Tally the lines in the listing below that contain "JSON" and report the tally alone.

>> Begin

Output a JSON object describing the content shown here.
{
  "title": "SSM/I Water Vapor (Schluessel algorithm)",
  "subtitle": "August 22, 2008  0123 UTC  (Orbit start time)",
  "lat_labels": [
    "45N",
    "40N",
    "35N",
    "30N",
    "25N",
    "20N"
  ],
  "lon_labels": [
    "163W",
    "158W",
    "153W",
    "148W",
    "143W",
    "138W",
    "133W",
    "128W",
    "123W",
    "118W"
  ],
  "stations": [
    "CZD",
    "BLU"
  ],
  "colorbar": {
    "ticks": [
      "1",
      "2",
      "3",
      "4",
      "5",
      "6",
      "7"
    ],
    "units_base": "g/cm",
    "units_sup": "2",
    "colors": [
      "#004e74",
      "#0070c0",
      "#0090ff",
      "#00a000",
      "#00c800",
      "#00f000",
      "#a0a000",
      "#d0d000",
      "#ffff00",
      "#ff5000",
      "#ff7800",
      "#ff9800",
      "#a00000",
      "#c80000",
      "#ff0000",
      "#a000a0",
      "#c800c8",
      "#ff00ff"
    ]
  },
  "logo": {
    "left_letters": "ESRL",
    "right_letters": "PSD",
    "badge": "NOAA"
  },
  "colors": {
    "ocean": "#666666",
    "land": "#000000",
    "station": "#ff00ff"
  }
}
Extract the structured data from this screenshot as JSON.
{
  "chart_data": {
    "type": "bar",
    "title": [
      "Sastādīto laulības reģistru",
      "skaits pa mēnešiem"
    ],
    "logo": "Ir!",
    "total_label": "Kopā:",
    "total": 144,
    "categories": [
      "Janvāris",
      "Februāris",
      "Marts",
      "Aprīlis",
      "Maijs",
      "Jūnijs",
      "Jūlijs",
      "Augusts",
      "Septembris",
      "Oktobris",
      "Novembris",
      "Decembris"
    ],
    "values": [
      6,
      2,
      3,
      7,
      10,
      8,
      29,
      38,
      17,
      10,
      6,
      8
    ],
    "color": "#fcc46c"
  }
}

>> End

* **CORRECT ANSWER**: 2